[WHAT TO DO] Report how many lines in the listing below include the word "name". Write nothing besides the number.

· · · · ·

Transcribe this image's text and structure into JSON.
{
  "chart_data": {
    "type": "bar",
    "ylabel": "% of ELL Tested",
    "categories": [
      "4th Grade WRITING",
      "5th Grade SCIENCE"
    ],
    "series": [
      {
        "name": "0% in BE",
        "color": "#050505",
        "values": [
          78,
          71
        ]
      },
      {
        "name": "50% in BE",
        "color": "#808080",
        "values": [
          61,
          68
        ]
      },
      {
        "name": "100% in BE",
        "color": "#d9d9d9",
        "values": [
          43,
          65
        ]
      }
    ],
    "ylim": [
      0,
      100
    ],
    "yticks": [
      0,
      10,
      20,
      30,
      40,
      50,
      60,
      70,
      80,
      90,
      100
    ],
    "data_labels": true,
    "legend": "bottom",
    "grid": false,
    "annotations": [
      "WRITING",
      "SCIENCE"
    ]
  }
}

· · · · ·

[CORRECT RESPONSE] 3